» TASK OBJECTIVE: Your copy of the material must match it exactly, except that pictures are dropped.

━━ RECORDED DATA ━━

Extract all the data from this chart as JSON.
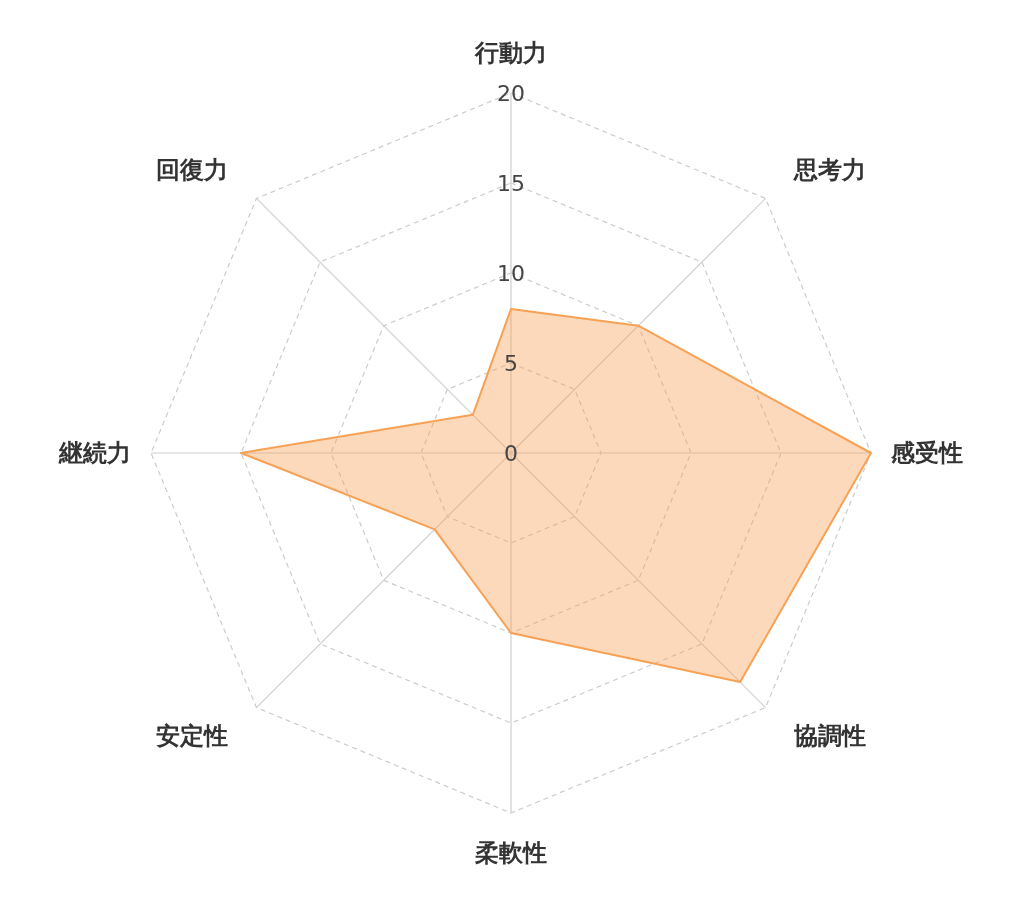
{
  "chart_data": {
    "type": "radar",
    "categories": [
      "行動力",
      "思考力",
      "感受性",
      "協調性",
      "柔軟性",
      "安定性",
      "継続力",
      "回復力"
    ],
    "series": [
      {
        "color": "#f7a155",
        "values": [
          8,
          10,
          20,
          18,
          10,
          6,
          15,
          3
        ]
      }
    ],
    "ylim": [
      0,
      20
    ],
    "yticks": [
      0,
      5,
      10,
      15,
      20
    ],
    "grid": true,
    "marker": "none"
  }
}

━━━

» EXPECTED ANSWER:
Extract all the data from this chart as JSON.
{
  "chart_data": {
    "type": "radar",
    "categories": [
      "行動力",
      "思考力",
      "感受性",
      "協調性",
      "柔軟性",
      "安定性",
      "継続力",
      "回復力"
    ],
    "series": [
      {
        "color": "#f7a155",
        "values": [
          8,
          10,
          20,
          18,
          10,
          6,
          15,
          3
        ]
      }
    ],
    "ylim": [
      0,
      20
    ],
    "yticks": [
      0,
      5,
      10,
      15,
      20
    ],
    "grid": true,
    "marker": "none"
  }
}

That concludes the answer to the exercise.